[Exercise aim] Look through the data below and report how many lines include "warning". Only the number should be given.

[The data]
=======

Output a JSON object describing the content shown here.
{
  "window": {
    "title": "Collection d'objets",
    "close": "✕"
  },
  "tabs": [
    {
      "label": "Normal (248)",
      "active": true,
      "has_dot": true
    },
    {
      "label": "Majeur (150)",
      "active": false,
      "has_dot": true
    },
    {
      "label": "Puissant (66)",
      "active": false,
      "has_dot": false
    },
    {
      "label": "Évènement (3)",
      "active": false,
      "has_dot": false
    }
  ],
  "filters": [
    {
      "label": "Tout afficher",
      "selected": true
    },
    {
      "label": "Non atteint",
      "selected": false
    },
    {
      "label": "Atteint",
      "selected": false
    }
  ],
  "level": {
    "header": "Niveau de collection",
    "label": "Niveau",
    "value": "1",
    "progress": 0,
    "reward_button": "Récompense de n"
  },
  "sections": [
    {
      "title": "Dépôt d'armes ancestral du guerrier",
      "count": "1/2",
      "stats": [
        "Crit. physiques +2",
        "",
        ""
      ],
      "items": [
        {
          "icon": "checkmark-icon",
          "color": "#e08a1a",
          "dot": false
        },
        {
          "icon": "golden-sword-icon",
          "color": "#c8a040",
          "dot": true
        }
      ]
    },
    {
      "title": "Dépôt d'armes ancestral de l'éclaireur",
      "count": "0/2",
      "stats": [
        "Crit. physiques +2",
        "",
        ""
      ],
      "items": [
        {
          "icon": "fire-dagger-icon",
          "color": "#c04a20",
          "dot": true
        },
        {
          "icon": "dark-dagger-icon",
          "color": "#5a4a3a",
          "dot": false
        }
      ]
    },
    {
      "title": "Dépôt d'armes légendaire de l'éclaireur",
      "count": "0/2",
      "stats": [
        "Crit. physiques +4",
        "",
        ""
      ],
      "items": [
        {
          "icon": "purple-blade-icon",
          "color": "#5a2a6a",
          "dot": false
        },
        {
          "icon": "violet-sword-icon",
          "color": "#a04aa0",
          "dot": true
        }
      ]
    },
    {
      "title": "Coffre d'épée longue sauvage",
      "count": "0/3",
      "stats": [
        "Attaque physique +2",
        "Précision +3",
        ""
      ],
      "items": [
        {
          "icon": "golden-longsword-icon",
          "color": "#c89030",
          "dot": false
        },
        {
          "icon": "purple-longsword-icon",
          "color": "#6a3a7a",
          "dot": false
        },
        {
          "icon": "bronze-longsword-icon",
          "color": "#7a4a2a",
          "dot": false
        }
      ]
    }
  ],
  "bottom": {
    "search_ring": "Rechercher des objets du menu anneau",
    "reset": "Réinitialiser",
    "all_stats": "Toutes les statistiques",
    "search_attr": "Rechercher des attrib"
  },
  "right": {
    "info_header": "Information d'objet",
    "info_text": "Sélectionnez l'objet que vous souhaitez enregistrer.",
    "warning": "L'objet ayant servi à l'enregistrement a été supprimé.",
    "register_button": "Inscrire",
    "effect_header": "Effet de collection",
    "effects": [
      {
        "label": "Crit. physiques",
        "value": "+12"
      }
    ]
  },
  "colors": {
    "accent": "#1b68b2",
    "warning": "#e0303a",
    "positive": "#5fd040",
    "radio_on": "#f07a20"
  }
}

=======

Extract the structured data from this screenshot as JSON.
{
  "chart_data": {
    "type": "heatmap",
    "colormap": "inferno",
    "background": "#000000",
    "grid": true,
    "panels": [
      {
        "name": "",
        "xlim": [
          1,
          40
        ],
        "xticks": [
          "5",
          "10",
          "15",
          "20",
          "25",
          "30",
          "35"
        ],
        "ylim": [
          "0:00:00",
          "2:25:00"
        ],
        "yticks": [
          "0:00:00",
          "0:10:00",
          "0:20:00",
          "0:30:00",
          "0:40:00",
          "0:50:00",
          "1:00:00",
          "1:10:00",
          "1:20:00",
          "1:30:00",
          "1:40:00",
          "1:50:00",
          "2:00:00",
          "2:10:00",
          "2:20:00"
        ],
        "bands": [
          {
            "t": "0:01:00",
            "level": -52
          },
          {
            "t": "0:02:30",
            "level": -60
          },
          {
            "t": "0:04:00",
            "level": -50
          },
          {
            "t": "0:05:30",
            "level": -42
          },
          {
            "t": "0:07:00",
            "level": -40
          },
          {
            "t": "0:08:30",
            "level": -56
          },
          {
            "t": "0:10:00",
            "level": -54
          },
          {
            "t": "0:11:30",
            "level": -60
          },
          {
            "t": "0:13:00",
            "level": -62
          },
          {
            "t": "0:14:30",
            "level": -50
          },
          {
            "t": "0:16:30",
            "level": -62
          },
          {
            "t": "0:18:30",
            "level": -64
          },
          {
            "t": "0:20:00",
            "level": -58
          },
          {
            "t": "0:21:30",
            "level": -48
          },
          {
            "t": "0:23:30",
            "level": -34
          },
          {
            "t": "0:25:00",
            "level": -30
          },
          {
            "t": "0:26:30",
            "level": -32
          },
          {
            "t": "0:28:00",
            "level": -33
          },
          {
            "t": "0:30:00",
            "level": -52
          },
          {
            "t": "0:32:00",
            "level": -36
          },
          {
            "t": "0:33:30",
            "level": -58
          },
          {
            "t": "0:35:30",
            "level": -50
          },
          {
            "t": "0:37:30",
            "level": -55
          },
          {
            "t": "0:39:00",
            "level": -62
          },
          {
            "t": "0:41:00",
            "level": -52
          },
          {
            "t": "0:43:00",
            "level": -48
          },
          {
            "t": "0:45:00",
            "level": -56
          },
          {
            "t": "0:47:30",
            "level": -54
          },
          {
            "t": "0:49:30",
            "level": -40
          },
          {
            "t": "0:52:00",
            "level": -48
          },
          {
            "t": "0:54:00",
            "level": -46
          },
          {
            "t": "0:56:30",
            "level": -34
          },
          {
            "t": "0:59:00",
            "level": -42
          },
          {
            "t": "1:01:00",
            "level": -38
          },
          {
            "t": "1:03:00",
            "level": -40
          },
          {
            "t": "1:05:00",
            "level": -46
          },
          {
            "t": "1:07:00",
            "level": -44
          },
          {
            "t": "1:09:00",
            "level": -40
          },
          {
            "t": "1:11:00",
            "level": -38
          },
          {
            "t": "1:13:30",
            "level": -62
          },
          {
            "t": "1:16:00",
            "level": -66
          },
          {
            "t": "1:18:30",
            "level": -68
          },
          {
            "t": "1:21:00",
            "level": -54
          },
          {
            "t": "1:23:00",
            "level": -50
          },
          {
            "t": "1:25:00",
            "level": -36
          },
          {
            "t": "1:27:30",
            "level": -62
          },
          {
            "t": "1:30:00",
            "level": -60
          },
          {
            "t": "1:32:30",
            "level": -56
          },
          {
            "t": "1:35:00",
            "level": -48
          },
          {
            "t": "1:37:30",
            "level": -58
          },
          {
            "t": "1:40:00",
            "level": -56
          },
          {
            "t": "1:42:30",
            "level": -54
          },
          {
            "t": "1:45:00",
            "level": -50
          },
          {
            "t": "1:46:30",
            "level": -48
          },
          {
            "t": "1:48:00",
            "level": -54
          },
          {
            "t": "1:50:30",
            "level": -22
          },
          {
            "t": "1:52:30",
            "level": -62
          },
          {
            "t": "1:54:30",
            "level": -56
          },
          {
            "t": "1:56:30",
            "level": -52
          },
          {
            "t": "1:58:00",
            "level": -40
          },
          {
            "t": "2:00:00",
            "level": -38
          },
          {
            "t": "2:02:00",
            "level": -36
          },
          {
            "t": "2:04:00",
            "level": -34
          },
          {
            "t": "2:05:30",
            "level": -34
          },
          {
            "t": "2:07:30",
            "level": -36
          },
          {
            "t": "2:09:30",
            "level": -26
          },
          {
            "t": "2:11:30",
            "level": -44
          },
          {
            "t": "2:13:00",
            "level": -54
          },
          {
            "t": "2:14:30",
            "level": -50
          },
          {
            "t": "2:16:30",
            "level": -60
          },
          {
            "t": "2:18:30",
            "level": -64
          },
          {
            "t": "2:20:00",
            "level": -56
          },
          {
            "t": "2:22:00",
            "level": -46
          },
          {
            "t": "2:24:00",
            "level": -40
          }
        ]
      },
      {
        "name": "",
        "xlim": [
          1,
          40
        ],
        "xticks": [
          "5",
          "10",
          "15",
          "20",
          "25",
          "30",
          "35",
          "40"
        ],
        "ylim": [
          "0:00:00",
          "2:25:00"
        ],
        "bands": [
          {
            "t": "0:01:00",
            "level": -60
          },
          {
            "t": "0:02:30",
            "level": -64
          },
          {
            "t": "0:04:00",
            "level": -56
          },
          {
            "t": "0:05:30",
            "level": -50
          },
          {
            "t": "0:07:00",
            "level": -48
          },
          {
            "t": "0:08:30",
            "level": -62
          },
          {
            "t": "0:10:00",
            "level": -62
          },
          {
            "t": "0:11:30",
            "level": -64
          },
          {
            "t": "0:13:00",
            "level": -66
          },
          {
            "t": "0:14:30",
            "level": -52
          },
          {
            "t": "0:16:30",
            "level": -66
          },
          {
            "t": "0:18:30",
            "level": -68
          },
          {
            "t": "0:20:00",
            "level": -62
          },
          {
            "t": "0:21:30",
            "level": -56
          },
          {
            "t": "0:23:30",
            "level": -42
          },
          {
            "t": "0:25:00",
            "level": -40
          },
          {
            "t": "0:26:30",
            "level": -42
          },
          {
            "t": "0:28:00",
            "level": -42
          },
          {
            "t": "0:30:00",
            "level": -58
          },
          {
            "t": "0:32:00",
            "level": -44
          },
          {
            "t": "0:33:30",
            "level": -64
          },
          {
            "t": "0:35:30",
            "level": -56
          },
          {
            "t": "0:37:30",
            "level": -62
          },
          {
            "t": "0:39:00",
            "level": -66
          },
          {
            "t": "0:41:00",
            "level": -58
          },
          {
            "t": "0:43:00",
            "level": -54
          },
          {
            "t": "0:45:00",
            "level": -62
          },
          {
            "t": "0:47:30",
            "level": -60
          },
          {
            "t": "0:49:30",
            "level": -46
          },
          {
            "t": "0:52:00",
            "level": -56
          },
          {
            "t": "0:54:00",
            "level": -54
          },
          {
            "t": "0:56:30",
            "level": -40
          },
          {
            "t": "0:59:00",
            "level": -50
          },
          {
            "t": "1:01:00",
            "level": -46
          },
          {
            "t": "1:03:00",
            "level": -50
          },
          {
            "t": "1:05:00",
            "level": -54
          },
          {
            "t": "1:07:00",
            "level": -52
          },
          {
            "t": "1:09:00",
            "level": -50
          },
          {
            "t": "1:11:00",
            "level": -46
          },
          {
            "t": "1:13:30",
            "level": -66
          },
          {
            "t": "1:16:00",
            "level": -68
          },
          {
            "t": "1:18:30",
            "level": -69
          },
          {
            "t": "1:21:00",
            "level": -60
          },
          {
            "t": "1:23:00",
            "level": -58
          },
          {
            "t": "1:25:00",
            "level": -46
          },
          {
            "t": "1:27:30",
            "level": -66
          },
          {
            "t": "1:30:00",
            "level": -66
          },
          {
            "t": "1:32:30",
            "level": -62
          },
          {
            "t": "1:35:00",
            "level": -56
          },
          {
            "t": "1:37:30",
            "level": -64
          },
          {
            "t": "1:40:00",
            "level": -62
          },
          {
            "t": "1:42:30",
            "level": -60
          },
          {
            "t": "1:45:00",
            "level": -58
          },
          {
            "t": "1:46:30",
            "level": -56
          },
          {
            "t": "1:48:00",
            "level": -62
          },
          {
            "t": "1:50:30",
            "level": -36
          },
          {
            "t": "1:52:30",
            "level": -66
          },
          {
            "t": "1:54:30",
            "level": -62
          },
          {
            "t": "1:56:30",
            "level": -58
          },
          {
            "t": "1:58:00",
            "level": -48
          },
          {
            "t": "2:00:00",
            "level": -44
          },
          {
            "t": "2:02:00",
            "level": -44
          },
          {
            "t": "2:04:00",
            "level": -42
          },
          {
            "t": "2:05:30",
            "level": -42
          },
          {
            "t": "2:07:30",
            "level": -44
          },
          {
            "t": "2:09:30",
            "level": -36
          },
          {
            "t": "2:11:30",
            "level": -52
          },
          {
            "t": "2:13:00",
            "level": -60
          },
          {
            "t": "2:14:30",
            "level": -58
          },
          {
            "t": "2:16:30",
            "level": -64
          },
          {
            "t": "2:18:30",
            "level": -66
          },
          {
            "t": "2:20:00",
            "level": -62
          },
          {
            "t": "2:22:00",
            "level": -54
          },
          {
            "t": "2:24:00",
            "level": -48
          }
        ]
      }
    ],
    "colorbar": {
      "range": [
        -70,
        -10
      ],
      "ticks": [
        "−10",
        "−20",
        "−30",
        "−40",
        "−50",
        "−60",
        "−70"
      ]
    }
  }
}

=======

[Task response] 2